Records excerpted from a collection
[Begin]
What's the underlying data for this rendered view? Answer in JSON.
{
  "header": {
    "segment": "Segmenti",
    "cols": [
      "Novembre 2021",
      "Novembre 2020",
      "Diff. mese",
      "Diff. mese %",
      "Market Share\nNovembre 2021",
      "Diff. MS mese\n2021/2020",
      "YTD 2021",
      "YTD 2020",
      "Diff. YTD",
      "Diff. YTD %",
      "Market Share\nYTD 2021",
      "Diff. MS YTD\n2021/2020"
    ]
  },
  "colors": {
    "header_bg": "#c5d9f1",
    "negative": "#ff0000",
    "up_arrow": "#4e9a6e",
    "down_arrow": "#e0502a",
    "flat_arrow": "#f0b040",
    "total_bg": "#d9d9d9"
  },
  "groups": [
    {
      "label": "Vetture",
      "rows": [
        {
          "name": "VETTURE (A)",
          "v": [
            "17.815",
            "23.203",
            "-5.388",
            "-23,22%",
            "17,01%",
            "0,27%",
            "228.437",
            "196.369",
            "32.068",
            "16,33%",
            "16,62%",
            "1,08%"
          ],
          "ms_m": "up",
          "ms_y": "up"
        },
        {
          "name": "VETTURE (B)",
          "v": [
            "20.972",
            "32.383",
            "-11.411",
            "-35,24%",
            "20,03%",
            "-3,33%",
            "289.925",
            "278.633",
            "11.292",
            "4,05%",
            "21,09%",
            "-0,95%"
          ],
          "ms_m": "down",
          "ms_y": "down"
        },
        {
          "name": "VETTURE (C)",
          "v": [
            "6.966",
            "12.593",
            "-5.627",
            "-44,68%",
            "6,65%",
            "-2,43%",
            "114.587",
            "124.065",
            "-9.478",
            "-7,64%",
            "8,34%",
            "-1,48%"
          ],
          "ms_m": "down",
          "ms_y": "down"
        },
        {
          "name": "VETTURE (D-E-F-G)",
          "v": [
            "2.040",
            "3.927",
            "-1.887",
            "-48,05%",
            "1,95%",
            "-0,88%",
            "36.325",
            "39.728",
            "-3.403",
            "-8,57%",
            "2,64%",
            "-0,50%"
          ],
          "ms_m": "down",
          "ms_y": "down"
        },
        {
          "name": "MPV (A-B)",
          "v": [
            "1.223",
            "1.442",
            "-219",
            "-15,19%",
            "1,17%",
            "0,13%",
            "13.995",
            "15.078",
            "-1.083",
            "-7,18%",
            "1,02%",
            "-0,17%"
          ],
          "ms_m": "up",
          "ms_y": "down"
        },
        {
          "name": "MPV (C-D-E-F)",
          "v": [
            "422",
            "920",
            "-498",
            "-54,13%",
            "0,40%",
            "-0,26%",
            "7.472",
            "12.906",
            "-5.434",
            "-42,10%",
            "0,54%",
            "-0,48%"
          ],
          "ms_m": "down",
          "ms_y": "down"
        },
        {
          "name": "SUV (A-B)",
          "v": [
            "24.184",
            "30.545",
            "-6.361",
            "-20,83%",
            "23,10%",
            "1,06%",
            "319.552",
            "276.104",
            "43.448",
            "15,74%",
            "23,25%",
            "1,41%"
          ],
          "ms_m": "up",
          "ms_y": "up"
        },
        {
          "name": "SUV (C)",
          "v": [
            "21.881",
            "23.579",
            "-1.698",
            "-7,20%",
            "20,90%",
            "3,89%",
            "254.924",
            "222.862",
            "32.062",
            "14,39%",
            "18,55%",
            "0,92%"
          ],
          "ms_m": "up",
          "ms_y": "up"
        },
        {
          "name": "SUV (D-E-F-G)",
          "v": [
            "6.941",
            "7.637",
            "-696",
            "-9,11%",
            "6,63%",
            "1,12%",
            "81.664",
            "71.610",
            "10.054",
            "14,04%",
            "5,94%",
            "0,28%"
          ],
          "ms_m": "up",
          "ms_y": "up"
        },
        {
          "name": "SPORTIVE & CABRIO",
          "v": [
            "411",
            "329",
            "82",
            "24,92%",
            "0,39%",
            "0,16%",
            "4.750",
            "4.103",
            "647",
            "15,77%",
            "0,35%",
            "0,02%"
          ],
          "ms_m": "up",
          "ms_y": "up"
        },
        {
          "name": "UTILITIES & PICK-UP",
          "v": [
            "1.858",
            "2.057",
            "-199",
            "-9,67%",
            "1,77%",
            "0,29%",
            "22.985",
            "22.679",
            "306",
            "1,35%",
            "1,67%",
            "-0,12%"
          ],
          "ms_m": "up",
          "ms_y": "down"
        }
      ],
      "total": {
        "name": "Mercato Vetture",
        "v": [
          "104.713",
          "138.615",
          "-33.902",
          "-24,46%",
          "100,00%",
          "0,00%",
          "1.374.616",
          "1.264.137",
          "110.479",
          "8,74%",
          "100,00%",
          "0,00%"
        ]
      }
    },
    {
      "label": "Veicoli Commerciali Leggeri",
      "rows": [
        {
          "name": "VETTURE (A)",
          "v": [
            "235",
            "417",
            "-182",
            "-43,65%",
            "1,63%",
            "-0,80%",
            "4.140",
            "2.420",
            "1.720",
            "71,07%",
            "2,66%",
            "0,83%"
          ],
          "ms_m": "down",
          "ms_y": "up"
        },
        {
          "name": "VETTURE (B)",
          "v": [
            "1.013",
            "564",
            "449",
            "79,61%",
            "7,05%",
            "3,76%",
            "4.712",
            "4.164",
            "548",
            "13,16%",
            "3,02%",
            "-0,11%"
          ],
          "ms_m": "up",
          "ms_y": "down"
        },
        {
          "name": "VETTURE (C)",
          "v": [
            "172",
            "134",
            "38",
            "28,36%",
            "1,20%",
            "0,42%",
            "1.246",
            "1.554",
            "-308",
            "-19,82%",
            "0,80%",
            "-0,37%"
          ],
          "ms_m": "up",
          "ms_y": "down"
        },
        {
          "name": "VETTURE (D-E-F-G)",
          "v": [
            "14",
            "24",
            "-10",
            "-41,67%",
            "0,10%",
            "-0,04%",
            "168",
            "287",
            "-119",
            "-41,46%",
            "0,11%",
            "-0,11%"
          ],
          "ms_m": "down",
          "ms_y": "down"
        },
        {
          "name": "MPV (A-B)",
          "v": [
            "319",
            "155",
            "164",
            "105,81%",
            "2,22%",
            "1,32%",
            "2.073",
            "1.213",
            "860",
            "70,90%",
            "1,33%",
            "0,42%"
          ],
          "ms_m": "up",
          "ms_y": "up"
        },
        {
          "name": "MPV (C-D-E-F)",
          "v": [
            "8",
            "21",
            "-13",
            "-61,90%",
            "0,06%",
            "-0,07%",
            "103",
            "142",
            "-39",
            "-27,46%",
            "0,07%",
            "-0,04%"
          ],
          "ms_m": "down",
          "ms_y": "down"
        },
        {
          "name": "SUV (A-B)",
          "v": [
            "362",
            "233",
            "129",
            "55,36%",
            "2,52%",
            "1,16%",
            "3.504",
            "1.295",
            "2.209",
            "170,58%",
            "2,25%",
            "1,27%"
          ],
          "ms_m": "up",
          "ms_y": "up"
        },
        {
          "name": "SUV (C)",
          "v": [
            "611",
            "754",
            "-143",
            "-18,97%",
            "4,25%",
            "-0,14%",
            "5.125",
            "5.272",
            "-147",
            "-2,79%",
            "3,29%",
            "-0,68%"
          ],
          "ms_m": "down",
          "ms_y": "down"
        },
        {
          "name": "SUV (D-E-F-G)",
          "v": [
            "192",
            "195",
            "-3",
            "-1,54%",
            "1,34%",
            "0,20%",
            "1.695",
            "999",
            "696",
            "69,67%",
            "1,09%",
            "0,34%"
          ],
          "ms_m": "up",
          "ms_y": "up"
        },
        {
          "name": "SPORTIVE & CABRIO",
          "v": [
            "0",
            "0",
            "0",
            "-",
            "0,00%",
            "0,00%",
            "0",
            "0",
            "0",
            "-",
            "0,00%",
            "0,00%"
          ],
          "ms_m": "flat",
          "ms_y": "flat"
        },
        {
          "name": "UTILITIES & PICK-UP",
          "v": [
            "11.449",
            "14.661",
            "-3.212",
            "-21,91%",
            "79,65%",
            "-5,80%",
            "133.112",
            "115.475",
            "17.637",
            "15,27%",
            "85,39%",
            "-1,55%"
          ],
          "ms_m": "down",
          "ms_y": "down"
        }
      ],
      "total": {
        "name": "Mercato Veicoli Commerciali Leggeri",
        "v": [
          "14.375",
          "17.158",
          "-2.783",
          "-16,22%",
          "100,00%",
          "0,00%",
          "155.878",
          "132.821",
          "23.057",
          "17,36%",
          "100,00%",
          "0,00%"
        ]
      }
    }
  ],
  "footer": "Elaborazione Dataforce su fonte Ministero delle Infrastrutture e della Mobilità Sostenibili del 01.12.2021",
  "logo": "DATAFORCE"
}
[End]
> _PROBLEM_:
Track down every line of the material containing the string "Veicoli", and copy it.

> _THE COMPLETED TASK_:
      "label": "Veicoli Commerciali Leggeri",
        "name": "Mercato Veicoli Commerciali Leggeri",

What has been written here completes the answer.